● DIRECTION
The lines to be copied run from the one containing "Type out the text in this image." to the end of the material below; reproduce them exactly, including both ends, and nothing more.

● DATA FOR THIS TASK

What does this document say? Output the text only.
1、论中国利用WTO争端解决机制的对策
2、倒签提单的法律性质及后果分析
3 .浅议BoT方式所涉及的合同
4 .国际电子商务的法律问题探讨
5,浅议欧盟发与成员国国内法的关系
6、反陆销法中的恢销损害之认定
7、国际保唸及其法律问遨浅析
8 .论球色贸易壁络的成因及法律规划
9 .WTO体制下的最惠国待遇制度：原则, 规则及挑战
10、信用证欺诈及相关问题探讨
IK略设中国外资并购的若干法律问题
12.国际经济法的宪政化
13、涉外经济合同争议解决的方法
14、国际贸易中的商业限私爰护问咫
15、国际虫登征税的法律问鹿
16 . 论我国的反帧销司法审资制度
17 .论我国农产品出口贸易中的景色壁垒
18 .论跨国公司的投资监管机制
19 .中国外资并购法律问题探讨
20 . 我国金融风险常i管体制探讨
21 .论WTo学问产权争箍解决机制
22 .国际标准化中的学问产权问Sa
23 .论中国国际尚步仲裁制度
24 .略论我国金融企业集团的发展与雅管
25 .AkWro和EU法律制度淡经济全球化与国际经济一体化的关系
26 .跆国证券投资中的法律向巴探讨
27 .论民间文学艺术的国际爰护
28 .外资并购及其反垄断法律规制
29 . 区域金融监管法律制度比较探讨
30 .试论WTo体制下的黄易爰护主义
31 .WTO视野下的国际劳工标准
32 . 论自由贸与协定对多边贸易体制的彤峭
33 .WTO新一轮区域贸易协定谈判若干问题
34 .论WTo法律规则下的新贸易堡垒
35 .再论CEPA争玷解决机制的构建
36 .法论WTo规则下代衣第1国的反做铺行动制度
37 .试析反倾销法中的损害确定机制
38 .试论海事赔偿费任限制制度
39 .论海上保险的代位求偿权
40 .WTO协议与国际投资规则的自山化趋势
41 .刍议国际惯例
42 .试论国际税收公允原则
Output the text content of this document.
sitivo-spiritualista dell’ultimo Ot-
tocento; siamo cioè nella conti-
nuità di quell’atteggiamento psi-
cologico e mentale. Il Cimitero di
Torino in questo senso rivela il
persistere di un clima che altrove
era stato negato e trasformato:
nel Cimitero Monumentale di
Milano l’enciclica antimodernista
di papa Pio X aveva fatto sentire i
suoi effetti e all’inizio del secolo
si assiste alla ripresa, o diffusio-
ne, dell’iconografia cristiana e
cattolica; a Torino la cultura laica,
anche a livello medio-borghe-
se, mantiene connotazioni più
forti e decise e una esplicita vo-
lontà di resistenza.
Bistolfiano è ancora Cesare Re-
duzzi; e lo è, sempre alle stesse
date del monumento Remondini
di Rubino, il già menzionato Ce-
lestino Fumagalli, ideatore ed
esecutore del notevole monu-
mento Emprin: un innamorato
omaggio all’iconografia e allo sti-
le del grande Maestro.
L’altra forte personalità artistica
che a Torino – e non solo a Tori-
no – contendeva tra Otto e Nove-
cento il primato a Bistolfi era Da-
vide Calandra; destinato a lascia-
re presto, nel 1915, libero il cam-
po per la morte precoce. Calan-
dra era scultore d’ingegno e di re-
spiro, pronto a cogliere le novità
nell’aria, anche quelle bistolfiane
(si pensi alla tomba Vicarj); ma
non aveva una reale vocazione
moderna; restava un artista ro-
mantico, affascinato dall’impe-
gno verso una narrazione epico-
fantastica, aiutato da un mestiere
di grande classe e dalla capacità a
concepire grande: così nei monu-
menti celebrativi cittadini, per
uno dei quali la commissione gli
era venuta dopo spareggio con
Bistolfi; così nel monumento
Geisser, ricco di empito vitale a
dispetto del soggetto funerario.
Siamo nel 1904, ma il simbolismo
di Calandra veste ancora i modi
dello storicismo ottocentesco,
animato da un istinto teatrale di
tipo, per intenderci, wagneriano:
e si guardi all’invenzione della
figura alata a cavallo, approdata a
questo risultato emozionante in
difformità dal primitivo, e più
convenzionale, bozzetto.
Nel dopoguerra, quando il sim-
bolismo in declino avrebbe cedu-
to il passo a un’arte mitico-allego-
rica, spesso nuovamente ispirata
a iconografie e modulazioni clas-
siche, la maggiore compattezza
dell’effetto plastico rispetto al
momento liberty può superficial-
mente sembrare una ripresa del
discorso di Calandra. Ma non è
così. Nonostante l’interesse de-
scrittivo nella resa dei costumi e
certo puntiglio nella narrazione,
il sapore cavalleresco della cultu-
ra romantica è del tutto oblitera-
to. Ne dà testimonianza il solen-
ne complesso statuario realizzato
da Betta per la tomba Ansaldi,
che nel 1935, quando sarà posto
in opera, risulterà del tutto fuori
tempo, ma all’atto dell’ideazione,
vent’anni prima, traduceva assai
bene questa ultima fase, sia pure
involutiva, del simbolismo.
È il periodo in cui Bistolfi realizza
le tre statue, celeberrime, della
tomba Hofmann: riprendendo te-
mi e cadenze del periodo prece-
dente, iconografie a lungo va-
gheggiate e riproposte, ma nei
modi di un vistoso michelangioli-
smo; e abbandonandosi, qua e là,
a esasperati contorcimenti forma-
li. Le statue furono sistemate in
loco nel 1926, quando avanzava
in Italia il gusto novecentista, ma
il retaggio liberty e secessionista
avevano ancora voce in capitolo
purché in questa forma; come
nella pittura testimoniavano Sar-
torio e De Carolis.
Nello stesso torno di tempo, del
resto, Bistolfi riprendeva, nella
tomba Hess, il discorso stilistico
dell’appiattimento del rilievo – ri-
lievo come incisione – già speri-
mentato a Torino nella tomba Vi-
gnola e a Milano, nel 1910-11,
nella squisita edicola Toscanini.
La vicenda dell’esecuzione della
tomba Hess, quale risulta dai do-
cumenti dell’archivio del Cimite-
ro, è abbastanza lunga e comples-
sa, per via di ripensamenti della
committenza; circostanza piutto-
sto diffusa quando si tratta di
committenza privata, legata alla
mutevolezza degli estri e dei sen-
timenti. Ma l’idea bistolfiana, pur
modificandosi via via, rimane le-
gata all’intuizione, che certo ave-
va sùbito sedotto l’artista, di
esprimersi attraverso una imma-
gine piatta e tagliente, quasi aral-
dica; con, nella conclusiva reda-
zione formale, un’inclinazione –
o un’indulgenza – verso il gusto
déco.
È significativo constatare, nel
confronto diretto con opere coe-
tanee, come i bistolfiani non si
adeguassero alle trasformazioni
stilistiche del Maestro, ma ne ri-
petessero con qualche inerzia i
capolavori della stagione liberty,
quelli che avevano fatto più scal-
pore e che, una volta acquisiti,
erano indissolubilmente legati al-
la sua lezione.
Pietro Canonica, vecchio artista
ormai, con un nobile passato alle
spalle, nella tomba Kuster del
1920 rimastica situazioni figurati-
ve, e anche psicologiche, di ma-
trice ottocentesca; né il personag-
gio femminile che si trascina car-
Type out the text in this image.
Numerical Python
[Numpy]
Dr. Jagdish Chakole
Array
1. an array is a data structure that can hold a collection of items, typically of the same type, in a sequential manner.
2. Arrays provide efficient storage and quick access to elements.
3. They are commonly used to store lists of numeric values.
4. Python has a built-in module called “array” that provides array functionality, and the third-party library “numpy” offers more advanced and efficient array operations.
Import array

● RESULT OF THE TASK
Type out the text in this image.
Numerical Python
[Numpy]
Dr. Jagdish Chakole
Array
1. an array is a data structure that can hold a collection of items, typically of the same type, in a sequential manner.
2. Arrays provide efficient storage and quick access to elements.
3. They are commonly used to store lists of numeric values.
4. Python has a built-in module called “array” that provides array functionality, and the third-party library “numpy” offers more advanced and efficient array operations.
Import array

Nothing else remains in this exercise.